==== Source records ====

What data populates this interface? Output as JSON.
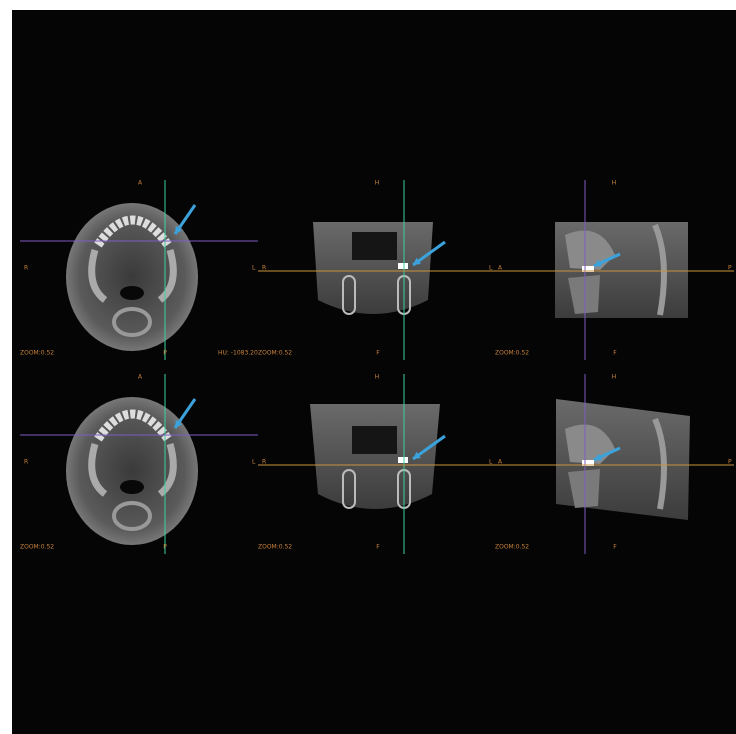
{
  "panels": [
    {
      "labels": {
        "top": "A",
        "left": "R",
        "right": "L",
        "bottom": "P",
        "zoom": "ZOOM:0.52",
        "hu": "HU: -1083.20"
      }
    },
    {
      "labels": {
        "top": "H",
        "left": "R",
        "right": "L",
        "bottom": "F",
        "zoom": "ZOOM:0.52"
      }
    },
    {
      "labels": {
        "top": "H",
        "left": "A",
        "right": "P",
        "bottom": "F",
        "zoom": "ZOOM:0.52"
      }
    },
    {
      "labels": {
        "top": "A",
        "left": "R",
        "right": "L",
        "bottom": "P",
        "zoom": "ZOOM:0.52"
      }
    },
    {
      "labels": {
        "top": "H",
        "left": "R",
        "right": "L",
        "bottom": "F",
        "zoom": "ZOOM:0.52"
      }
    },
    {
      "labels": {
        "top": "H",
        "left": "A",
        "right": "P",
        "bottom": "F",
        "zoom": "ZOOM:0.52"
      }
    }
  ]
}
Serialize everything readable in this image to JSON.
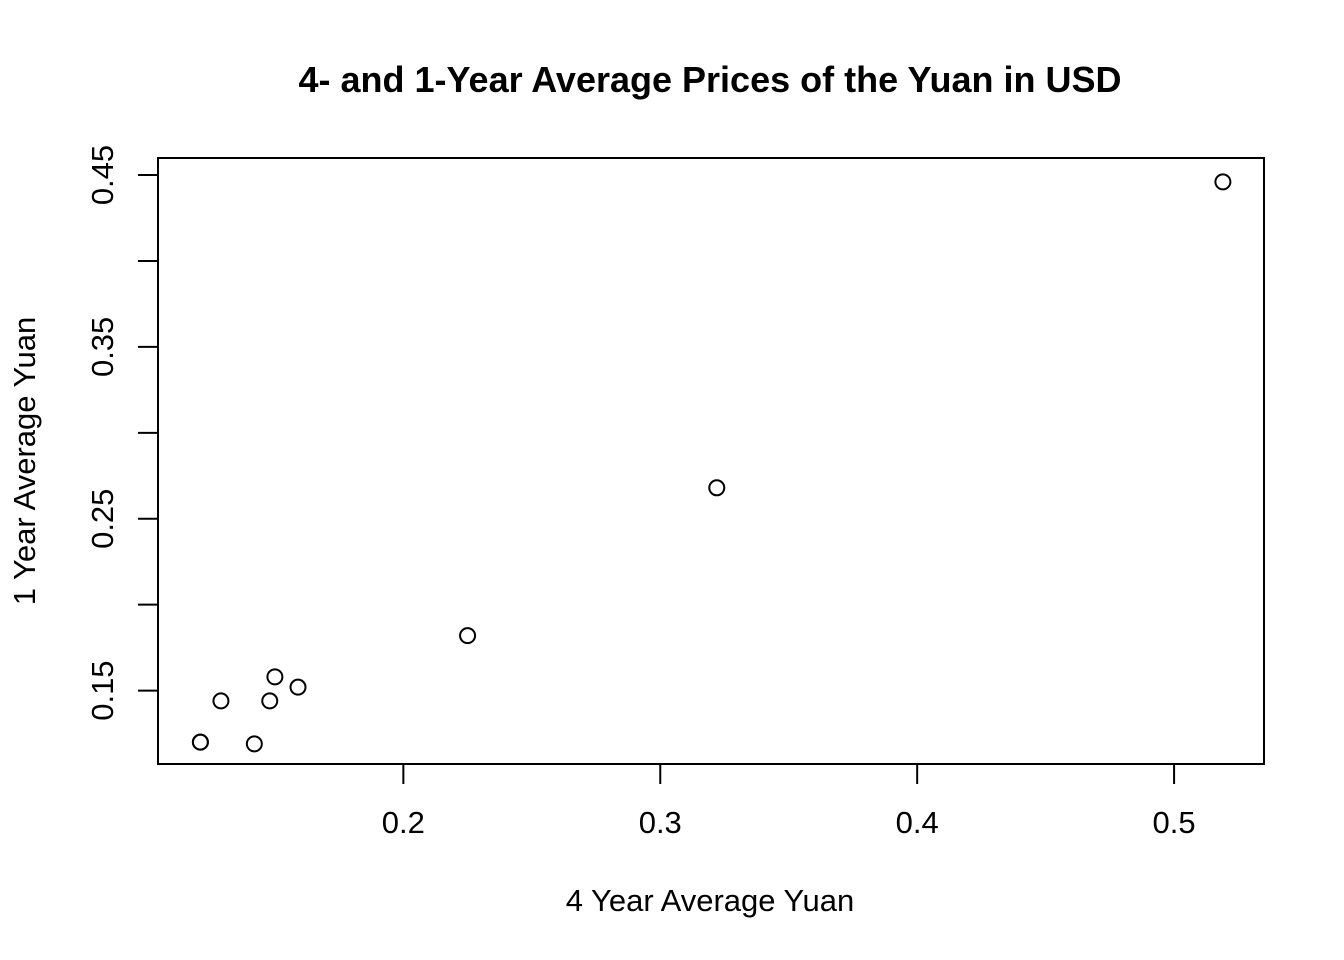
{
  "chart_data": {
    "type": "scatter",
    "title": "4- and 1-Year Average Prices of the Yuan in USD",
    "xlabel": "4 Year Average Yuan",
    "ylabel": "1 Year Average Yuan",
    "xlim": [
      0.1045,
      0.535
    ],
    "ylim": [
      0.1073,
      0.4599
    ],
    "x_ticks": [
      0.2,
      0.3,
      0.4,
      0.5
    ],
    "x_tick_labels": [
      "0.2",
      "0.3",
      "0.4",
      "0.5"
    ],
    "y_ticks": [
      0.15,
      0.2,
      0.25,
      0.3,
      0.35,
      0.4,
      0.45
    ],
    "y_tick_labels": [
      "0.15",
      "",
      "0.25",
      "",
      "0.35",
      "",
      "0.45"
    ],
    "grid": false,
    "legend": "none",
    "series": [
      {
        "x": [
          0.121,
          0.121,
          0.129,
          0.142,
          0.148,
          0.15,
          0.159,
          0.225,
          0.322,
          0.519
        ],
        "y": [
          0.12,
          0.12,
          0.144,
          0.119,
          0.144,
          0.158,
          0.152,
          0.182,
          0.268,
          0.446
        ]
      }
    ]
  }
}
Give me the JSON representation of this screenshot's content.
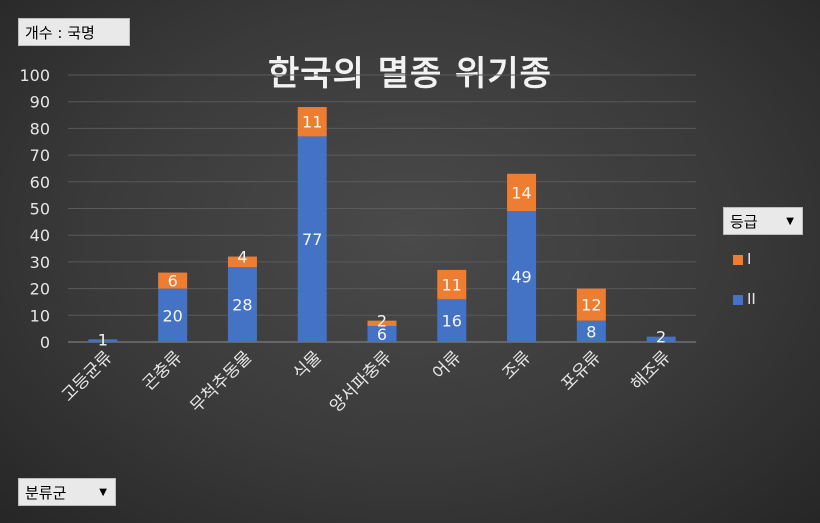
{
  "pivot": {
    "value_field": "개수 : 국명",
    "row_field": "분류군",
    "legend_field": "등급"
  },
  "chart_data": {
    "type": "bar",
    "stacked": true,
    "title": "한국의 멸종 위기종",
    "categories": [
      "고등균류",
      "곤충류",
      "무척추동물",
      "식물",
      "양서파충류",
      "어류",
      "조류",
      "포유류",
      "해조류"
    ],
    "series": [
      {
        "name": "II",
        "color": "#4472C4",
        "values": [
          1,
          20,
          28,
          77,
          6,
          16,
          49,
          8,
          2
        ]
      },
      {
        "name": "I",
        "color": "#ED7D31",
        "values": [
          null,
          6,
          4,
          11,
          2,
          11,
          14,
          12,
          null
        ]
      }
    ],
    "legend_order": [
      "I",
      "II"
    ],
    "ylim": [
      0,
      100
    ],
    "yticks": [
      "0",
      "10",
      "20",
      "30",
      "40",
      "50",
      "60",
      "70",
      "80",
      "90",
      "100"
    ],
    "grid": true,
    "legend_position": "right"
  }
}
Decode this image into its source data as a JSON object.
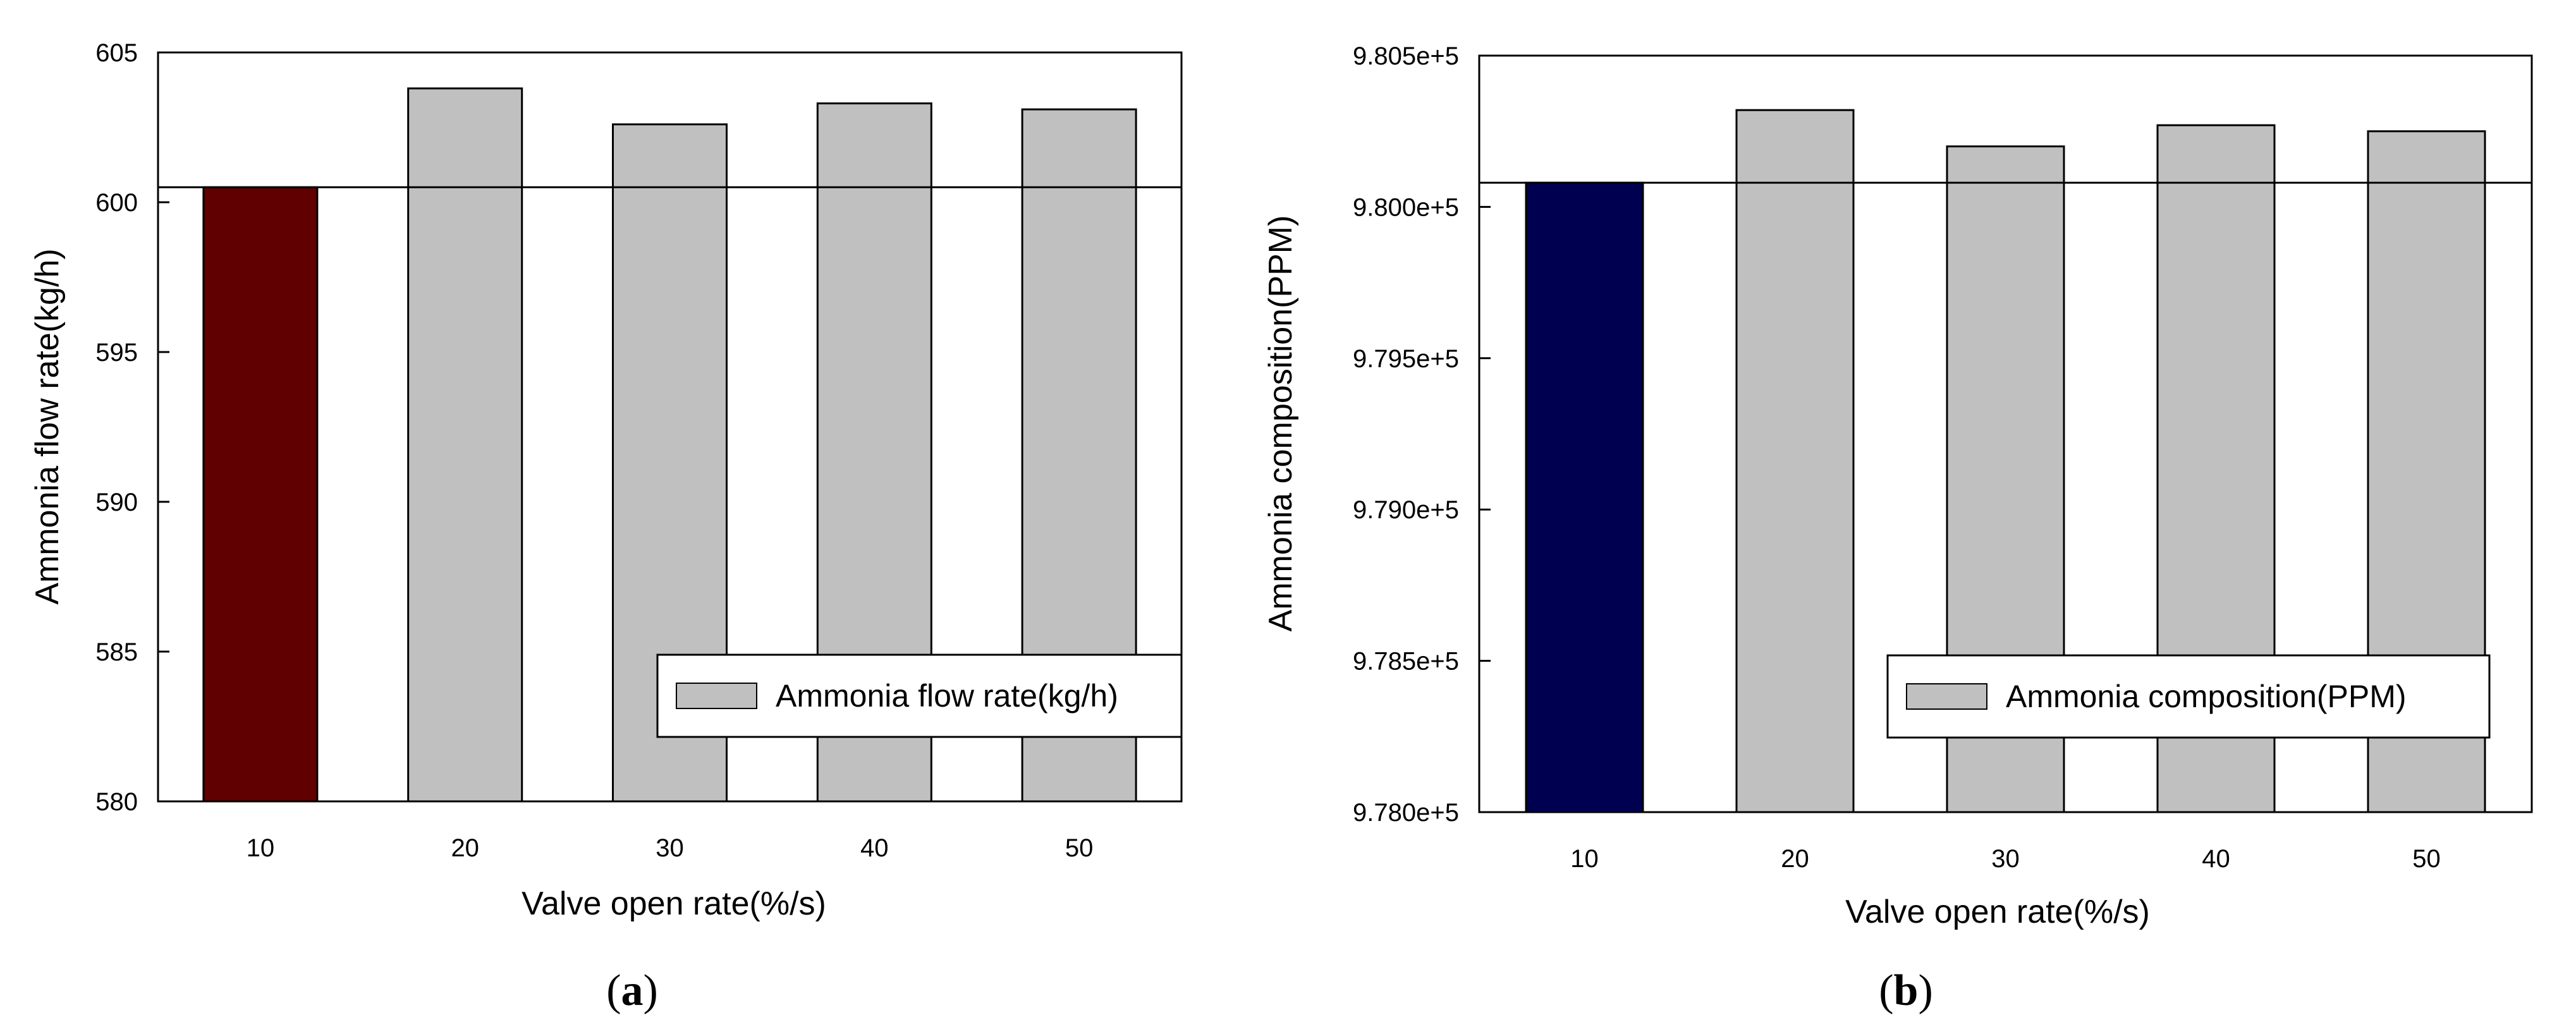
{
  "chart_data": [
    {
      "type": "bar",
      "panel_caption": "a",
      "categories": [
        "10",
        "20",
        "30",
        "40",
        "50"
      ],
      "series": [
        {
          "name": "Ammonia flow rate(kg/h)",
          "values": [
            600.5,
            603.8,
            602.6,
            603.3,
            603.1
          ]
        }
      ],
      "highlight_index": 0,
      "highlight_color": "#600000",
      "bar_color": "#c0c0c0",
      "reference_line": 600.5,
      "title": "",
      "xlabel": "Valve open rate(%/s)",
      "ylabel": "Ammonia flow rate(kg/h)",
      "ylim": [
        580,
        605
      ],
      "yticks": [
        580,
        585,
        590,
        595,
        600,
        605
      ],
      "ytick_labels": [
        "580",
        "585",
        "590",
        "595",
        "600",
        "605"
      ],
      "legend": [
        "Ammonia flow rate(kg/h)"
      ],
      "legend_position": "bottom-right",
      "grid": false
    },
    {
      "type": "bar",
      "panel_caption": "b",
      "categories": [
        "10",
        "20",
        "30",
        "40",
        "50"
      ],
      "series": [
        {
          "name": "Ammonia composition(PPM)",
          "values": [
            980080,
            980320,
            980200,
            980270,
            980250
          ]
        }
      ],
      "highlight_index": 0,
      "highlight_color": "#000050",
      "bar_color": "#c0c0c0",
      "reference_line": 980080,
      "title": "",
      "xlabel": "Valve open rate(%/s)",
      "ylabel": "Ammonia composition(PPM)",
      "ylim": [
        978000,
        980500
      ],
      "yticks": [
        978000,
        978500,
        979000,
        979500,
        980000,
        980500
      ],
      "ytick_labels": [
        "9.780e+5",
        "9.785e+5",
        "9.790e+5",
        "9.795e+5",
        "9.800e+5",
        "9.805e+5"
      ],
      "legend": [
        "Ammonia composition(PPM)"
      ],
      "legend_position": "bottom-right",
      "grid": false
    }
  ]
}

====

Only lines holding the string "title" are wanted; gather each one from the entries above.

Written reply:
    "title": "4- and 1-Year Average Prices of the Yuan in USD",
    "title": "한국의 멸종 위기종",
      "title": "",
      "title": "",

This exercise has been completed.